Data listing
##########

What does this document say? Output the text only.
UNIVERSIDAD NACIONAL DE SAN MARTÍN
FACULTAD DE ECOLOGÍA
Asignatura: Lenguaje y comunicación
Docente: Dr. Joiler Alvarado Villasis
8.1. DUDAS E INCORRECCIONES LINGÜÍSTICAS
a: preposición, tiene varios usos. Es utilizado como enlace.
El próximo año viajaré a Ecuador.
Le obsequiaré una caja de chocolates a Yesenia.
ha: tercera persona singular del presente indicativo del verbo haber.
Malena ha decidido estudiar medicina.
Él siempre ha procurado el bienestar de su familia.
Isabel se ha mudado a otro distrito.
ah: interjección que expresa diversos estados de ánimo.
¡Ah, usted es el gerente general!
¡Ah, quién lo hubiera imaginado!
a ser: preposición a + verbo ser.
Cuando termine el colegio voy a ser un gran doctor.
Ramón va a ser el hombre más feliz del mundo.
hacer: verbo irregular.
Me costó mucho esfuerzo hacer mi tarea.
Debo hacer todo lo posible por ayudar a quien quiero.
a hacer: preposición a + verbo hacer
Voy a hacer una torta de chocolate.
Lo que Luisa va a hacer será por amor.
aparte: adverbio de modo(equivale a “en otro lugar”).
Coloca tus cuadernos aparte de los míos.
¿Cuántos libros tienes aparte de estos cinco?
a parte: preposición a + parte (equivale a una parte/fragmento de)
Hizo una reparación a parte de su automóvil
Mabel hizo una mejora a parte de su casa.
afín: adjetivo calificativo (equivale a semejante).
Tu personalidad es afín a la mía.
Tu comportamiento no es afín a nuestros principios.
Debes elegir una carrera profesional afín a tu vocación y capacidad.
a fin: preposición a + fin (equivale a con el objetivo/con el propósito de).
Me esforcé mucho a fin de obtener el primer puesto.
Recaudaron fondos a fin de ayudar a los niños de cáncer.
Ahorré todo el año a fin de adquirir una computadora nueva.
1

##########

[EXERCISE PROMPT]
Output all of the material, please, exactly as it stands.

[FULL RESPONSE]
What does this document say? Output the text only.
UNIVERSIDAD NACIONAL DE SAN MARTÍN
FACULTAD DE ECOLOGÍA
Asignatura: Lenguaje y comunicación
Docente: Dr. Joiler Alvarado Villasis
8.1. DUDAS E INCORRECCIONES LINGÜÍSTICAS
a: preposición, tiene varios usos. Es utilizado como enlace.
El próximo año viajaré a Ecuador.
Le obsequiaré una caja de chocolates a Yesenia.
ha: tercera persona singular del presente indicativo del verbo haber.
Malena ha decidido estudiar medicina.
Él siempre ha procurado el bienestar de su familia.
Isabel se ha mudado a otro distrito.
ah: interjección que expresa diversos estados de ánimo.
¡Ah, usted es el gerente general!
¡Ah, quién lo hubiera imaginado!
a ser: preposición a + verbo ser.
Cuando termine el colegio voy a ser un gran doctor.
Ramón va a ser el hombre más feliz del mundo.
hacer: verbo irregular.
Me costó mucho esfuerzo hacer mi tarea.
Debo hacer todo lo posible por ayudar a quien quiero.
a hacer: preposición a + verbo hacer
Voy a hacer una torta de chocolate.
Lo que Luisa va a hacer será por amor.
aparte: adverbio de modo(equivale a “en otro lugar”).
Coloca tus cuadernos aparte de los míos.
¿Cuántos libros tienes aparte de estos cinco?
a parte: preposición a + parte (equivale a una parte/fragmento de)
Hizo una reparación a parte de su automóvil
Mabel hizo una mejora a parte de su casa.
afín: adjetivo calificativo (equivale a semejante).
Tu personalidad es afín a la mía.
Tu comportamiento no es afín a nuestros principios.
Debes elegir una carrera profesional afín a tu vocación y capacidad.
a fin: preposición a + fin (equivale a con el objetivo/con el propósito de).
Me esforcé mucho a fin de obtener el primer puesto.
Recaudaron fondos a fin de ayudar a los niños de cáncer.
Ahorré todo el año a fin de adquirir una computadora nueva.
1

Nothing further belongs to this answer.